▶ [What is being asked]: Repeat all the material exactly; pictures stay out of your copy.

▶ [Data extract]:

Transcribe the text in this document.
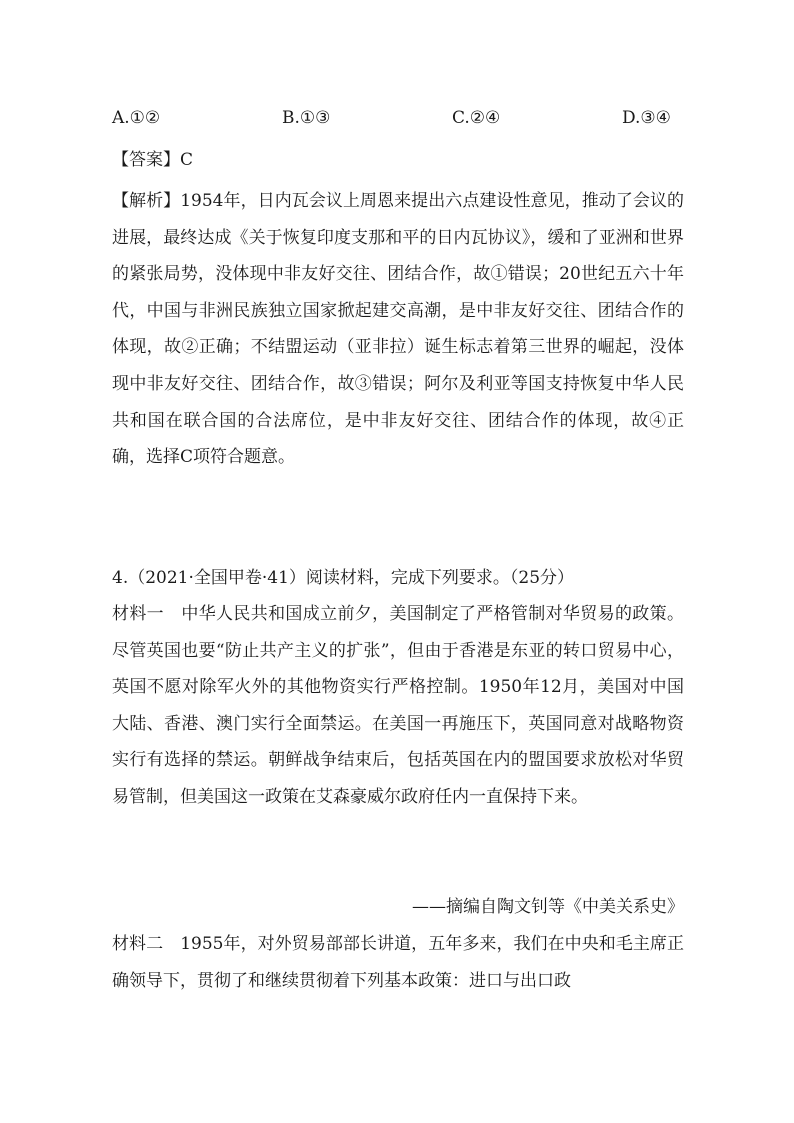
A.①②	B.①③	C.②④	D.③④

【答案】C

【解析】1954年，日内瓦会议上周恩来提出六点建设性意见，推动了会议的进展，最终达成《关于恢复印度支那和平的日内瓦协议》，缓和了亚洲和世界的紧张局势，没体现中非友好交往、团结合作，故①错误；20世纪五六十年代，中国与非洲民族独立国家掀起建交高潮，是中非友好交往、团结合作的体现，故②正确；不结盟运动（亚非拉）诞生标志着第三世界的崛起，没体现中非友好交往、团结合作，故③错误；阿尔及利亚等国支持恢复中华人民共和国在联合国的合法席位，是中非友好交往、团结合作的体现，故④正确，选择C项符合题意。

4.（2021·全国甲卷·41）阅读材料，完成下列要求。（25分）

材料一　中华人民共和国成立前夕，美国制定了严格管制对华贸易的政策。尽管英国也要“防止共产主义的扩张”，但由于香港是东亚的转口贸易中心，英国不愿对除军火外的其他物资实行严格控制。1950年12月，美国对中国大陆、香港、澳门实行全面禁运。在美国一再施压下，英国同意对战略物资实行有选择的禁运。朝鲜战争结束后，包括英国在内的盟国要求放松对华贸易管制，但美国这一政策在艾森豪威尔政府任内一直保持下来。

——摘编自陶文钊等《中美关系史》

材料二　1955年，对外贸易部部长讲道，五年多来，我们在中央和毛主席正确领导下，贯彻了和继续贯彻着下列基本政策：进口与出口政
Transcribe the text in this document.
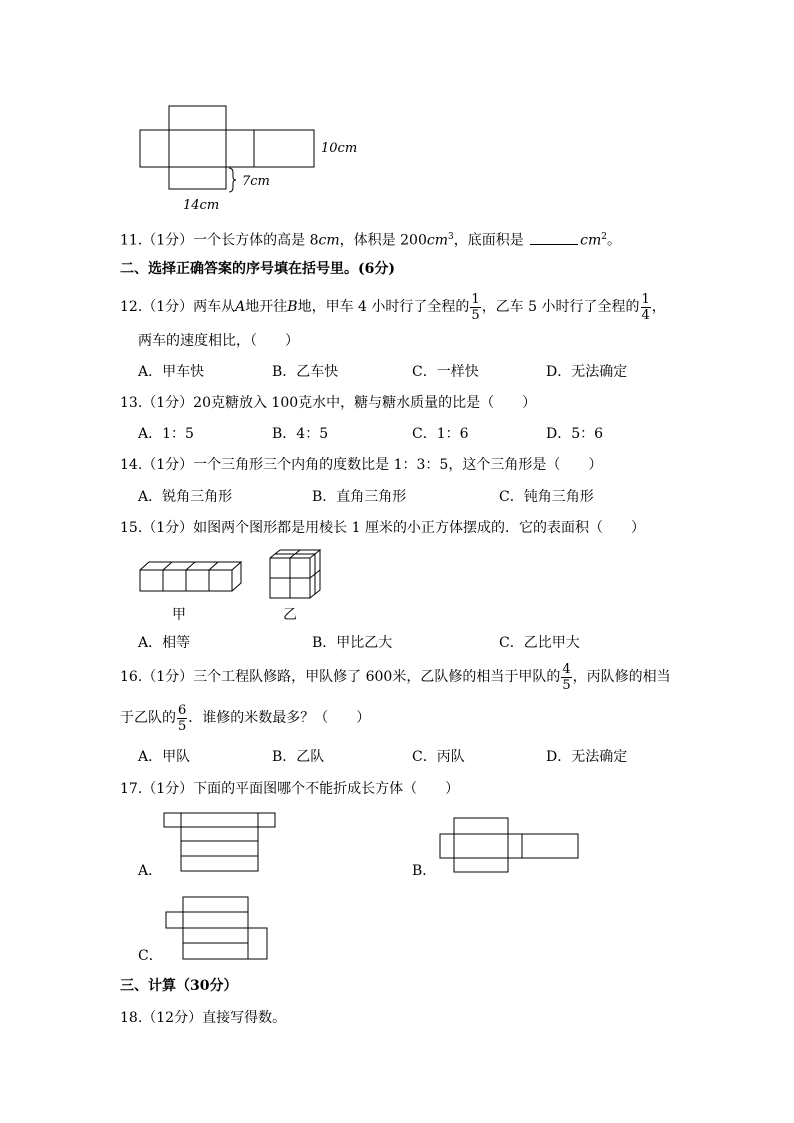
10cm
7cm
14cm
11.（1分）一个长方体的高是 8cm，体积是 $200cm^3$，底面积是	$cm^2$。
二、选择正确答案的序号填在括号里。(6分)
12.（1分）两车从A地开往B地，甲车 4 小时行了全程的 $\frac{1}{5}$ ，乙车 5 小时行了全程的 $\frac{1}{4}$ ，
两车的速度相比，（　　）
A．甲车快	B．乙车快	C．一样快	D．无法确定
13.（1分）20克糖放入 100克水中，糖与糖水质量的比是（　　）
A．1：5	B．4：5	C．1：6	D．5：6
14.（1分）一个三角形三个内角的度数比是 1：3：5，这个三角形是（　　）
A．锐角三角形	B．直角三角形	C．钝角三角形
15.（1分）如图两个图形都是用棱长 1 厘米的小正方体摆成的．它的表面积（　　）
甲	乙
A．相等	B．甲比乙大	C．乙比甲大
16.（1分）三个工程队修路，甲队修了 600米，乙队修的相当于甲队的 $\frac{4}{5}$ ，丙队修的相当
于乙队的 $\frac{6}{5}$ ．谁修的米数最多？（　　）
A．甲队	B．乙队	C．丙队	D．无法确定
17.（1分）下面的平面图哪个不能折成长方体（　　）
A．	B．
C．
三、计算（30分）
18.（12分）直接写得数。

▶ [Solution for this problem]:
Transcribe the text in this document.
A.①②	B.①③	C.②④	D.③④

【答案】C

【解析】1954年，日内瓦会议上周恩来提出六点建设性意见，推动了会议的进展，最终达成《关于恢复印度支那和平的日内瓦协议》，缓和了亚洲和世界的紧张局势，没体现中非友好交往、团结合作，故①错误；20世纪五六十年代，中国与非洲民族独立国家掀起建交高潮，是中非友好交往、团结合作的体现，故②正确；不结盟运动（亚非拉）诞生标志着第三世界的崛起，没体现中非友好交往、团结合作，故③错误；阿尔及利亚等国支持恢复中华人民共和国在联合国的合法席位，是中非友好交往、团结合作的体现，故④正确，选择C项符合题意。

4.（2021·全国甲卷·41）阅读材料，完成下列要求。（25分）

材料一　中华人民共和国成立前夕，美国制定了严格管制对华贸易的政策。尽管英国也要“防止共产主义的扩张”，但由于香港是东亚的转口贸易中心，英国不愿对除军火外的其他物资实行严格控制。1950年12月，美国对中国大陆、香港、澳门实行全面禁运。在美国一再施压下，英国同意对战略物资实行有选择的禁运。朝鲜战争结束后，包括英国在内的盟国要求放松对华贸易管制，但美国这一政策在艾森豪威尔政府任内一直保持下来。

——摘编自陶文钊等《中美关系史》

材料二　1955年，对外贸易部部长讲道，五年多来，我们在中央和毛主席正确领导下，贯彻了和继续贯彻着下列基本政策：进口与出口政
Transcribe the text in this document.
10cm
7cm
14cm
11.（1分）一个长方体的高是 8cm，体积是 $200cm^3$，底面积是	$cm^2$。
二、选择正确答案的序号填在括号里。(6分)
12.（1分）两车从A地开往B地，甲车 4 小时行了全程的 $\frac{1}{5}$ ，乙车 5 小时行了全程的 $\frac{1}{4}$ ，
两车的速度相比，（　　）
A．甲车快	B．乙车快	C．一样快	D．无法确定
13.（1分）20克糖放入 100克水中，糖与糖水质量的比是（　　）
A．1：5	B．4：5	C．1：6	D．5：6
14.（1分）一个三角形三个内角的度数比是 1：3：5，这个三角形是（　　）
A．锐角三角形	B．直角三角形	C．钝角三角形
15.（1分）如图两个图形都是用棱长 1 厘米的小正方体摆成的．它的表面积（　　）
甲	乙
A．相等	B．甲比乙大	C．乙比甲大
16.（1分）三个工程队修路，甲队修了 600米，乙队修的相当于甲队的 $\frac{4}{5}$ ，丙队修的相当
于乙队的 $\frac{6}{5}$ ．谁修的米数最多？（　　）
A．甲队	B．乙队	C．丙队	D．无法确定
17.（1分）下面的平面图哪个不能折成长方体（　　）
A．	B．
C．
三、计算（30分）
18.（12分）直接写得数。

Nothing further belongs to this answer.